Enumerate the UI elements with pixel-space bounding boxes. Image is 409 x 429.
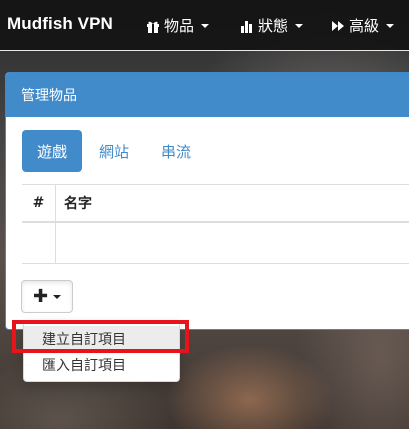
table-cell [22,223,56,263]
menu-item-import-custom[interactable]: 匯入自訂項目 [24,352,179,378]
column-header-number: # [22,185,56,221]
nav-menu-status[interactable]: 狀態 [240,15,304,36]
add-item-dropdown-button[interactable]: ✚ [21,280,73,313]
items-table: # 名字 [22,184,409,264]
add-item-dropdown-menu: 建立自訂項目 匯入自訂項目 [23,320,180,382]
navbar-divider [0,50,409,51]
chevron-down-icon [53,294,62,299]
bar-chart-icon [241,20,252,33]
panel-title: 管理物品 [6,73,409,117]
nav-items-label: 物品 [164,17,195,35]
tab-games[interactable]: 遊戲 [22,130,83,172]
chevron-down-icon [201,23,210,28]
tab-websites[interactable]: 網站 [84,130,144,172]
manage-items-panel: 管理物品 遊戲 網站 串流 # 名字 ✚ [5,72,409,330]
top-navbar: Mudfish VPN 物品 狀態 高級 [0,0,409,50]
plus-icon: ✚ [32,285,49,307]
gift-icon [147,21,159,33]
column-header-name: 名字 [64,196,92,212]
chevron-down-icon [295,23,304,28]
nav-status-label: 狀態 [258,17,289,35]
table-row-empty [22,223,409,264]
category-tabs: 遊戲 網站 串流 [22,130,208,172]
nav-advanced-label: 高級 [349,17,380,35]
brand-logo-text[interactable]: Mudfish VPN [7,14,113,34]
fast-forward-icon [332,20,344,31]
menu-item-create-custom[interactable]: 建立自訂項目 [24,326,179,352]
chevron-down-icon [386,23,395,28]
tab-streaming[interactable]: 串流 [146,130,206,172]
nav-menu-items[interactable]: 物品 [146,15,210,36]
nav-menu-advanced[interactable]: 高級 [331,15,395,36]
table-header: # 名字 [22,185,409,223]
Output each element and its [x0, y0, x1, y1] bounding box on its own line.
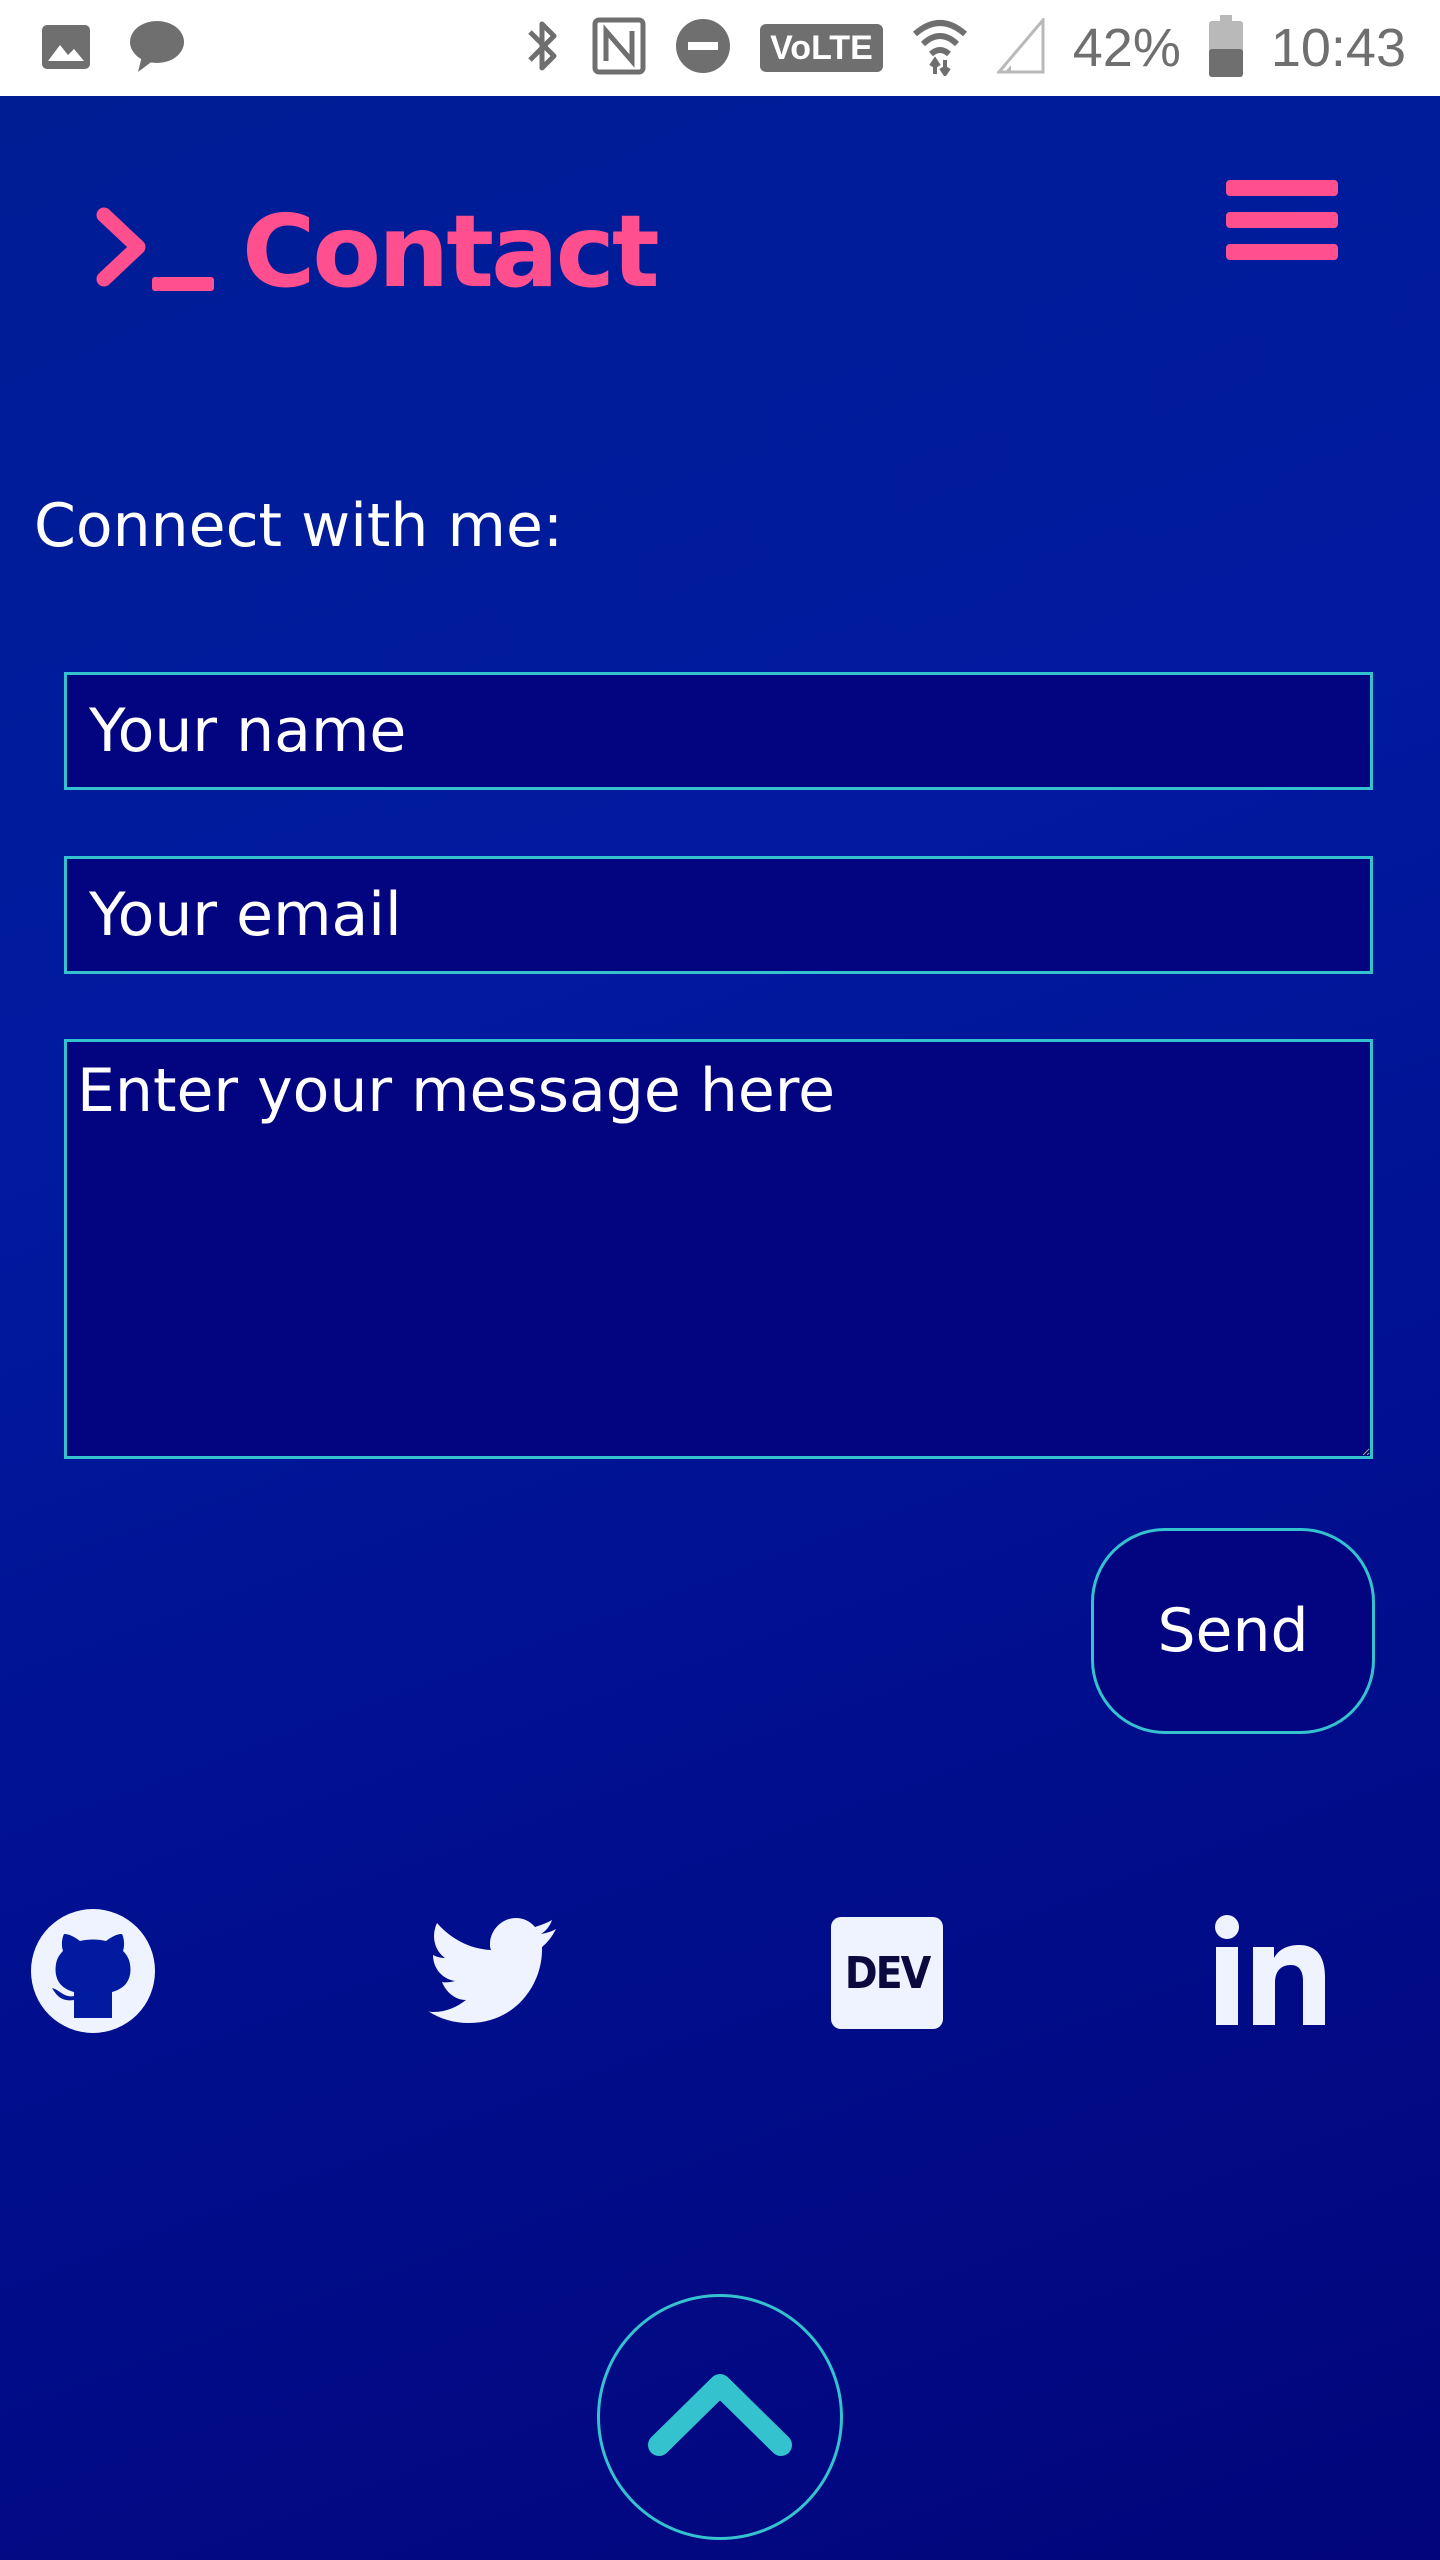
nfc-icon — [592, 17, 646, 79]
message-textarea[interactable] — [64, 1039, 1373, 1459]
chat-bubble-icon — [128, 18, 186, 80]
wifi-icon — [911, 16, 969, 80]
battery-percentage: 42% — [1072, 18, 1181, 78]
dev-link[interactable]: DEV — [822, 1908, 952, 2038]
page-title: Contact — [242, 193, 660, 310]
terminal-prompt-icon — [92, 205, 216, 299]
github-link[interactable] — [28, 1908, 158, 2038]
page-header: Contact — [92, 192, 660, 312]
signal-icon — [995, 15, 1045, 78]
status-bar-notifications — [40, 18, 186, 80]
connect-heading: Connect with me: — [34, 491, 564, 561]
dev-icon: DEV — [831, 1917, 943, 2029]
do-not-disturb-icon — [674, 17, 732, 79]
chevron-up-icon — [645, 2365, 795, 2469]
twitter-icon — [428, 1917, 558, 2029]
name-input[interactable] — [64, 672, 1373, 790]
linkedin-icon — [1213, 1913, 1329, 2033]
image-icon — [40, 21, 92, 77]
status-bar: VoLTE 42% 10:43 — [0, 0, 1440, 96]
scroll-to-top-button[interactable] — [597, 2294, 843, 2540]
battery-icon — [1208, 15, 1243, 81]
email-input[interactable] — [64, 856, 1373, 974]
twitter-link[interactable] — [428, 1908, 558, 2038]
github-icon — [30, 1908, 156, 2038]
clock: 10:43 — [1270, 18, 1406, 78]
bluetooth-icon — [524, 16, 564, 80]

= = = = = = =

• _REQUIREMENTS_
Copy the lines starting at the one containing "nfc-icon — [592, 17, 646, 79]" and ending with the one containing "chevron-up-icon — [645, 2365, 795, 2469]", both included.

• _ANSWER FOR THE TASK_
nfc-icon — [592, 17, 646, 79]
message-textarea[interactable] — [64, 1039, 1373, 1459]
chat-bubble-icon — [128, 18, 186, 80]
wifi-icon — [911, 16, 969, 80]
battery-percentage: 42% — [1072, 18, 1181, 78]
dev-link[interactable]: DEV — [822, 1908, 952, 2038]
page-title: Contact — [242, 193, 660, 310]
terminal-prompt-icon — [92, 205, 216, 299]
github-link[interactable] — [28, 1908, 158, 2038]
page-header: Contact — [92, 192, 660, 312]
signal-icon — [995, 15, 1045, 78]
status-bar-notifications — [40, 18, 186, 80]
connect-heading: Connect with me: — [34, 491, 564, 561]
dev-icon: DEV — [831, 1917, 943, 2029]
do-not-disturb-icon — [674, 17, 732, 79]
chevron-up-icon — [645, 2365, 795, 2469]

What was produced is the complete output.